* [REQUIRED WORK]:
Print all records exactly, leaving nothing out.

Dataset records
************
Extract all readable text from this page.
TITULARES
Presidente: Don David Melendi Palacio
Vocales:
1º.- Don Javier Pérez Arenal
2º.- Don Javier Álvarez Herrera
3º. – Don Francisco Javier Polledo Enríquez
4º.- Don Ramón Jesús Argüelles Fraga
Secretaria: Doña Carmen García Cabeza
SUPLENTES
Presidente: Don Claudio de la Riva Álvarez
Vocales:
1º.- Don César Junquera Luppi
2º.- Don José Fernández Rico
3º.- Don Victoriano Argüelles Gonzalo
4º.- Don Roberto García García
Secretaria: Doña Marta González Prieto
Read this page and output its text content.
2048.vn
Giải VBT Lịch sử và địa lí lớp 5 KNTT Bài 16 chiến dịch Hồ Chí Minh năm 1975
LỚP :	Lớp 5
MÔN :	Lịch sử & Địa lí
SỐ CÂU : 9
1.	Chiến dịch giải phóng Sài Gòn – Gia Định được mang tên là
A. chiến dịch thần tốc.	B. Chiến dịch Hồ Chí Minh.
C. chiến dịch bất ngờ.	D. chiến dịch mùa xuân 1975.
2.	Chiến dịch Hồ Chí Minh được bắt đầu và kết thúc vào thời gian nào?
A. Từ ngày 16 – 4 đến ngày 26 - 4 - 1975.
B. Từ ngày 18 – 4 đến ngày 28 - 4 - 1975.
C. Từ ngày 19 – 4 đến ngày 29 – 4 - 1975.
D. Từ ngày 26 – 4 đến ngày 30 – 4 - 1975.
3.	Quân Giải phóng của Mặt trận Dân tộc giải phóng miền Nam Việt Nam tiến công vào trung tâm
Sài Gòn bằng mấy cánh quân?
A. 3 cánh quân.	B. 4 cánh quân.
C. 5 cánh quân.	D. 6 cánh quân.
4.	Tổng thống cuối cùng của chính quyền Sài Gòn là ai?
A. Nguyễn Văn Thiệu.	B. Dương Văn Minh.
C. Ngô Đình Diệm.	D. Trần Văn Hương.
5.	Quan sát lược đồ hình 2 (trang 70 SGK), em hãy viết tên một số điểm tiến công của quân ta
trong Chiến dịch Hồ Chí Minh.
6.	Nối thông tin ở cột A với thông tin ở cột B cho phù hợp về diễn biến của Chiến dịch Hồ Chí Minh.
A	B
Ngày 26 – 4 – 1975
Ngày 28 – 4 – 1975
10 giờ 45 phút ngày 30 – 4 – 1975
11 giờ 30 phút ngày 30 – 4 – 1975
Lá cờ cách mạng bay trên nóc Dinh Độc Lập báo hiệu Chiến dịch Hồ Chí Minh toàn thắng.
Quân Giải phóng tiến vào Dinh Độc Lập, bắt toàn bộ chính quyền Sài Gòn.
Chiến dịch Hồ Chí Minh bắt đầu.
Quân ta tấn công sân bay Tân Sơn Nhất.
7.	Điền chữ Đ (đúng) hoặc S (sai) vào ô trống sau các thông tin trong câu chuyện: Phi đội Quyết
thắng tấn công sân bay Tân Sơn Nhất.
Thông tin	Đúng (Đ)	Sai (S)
************
* [ANSWER TO THE PROBLEM]:
Extract all readable text from this page.
TITULARES
Presidente: Don David Melendi Palacio
Vocales:
1º.- Don Javier Pérez Arenal
2º.- Don Javier Álvarez Herrera
3º. – Don Francisco Javier Polledo Enríquez
4º.- Don Ramón Jesús Argüelles Fraga
Secretaria: Doña Carmen García Cabeza
SUPLENTES
Presidente: Don Claudio de la Riva Álvarez
Vocales:
1º.- Don César Junquera Luppi
2º.- Don José Fernández Rico
3º.- Don Victoriano Argüelles Gonzalo
4º.- Don Roberto García García
Secretaria: Doña Marta González Prieto
Read this page and output its text content.
2048.vn
Giải VBT Lịch sử và địa lí lớp 5 KNTT Bài 16 chiến dịch Hồ Chí Minh năm 1975
LỚP :	Lớp 5
MÔN :	Lịch sử & Địa lí
SỐ CÂU : 9
1.	Chiến dịch giải phóng Sài Gòn – Gia Định được mang tên là
A. chiến dịch thần tốc.	B. Chiến dịch Hồ Chí Minh.
C. chiến dịch bất ngờ.	D. chiến dịch mùa xuân 1975.
2.	Chiến dịch Hồ Chí Minh được bắt đầu và kết thúc vào thời gian nào?
A. Từ ngày 16 – 4 đến ngày 26 - 4 - 1975.
B. Từ ngày 18 – 4 đến ngày 28 - 4 - 1975.
C. Từ ngày 19 – 4 đến ngày 29 – 4 - 1975.
D. Từ ngày 26 – 4 đến ngày 30 – 4 - 1975.
3.	Quân Giải phóng của Mặt trận Dân tộc giải phóng miền Nam Việt Nam tiến công vào trung tâm
Sài Gòn bằng mấy cánh quân?
A. 3 cánh quân.	B. 4 cánh quân.
C. 5 cánh quân.	D. 6 cánh quân.
4.	Tổng thống cuối cùng của chính quyền Sài Gòn là ai?
A. Nguyễn Văn Thiệu.	B. Dương Văn Minh.
C. Ngô Đình Diệm.	D. Trần Văn Hương.
5.	Quan sát lược đồ hình 2 (trang 70 SGK), em hãy viết tên một số điểm tiến công của quân ta
trong Chiến dịch Hồ Chí Minh.
6.	Nối thông tin ở cột A với thông tin ở cột B cho phù hợp về diễn biến của Chiến dịch Hồ Chí Minh.
A	B
Ngày 26 – 4 – 1975
Ngày 28 – 4 – 1975
10 giờ 45 phút ngày 30 – 4 – 1975
11 giờ 30 phút ngày 30 – 4 – 1975
Lá cờ cách mạng bay trên nóc Dinh Độc Lập báo hiệu Chiến dịch Hồ Chí Minh toàn thắng.
Quân Giải phóng tiến vào Dinh Độc Lập, bắt toàn bộ chính quyền Sài Gòn.
Chiến dịch Hồ Chí Minh bắt đầu.
Quân ta tấn công sân bay Tân Sơn Nhất.
7.	Điền chữ Đ (đúng) hoặc S (sai) vào ô trống sau các thông tin trong câu chuyện: Phi đội Quyết
thắng tấn công sân bay Tân Sơn Nhất.
Thông tin	Đúng (Đ)	Sai (S)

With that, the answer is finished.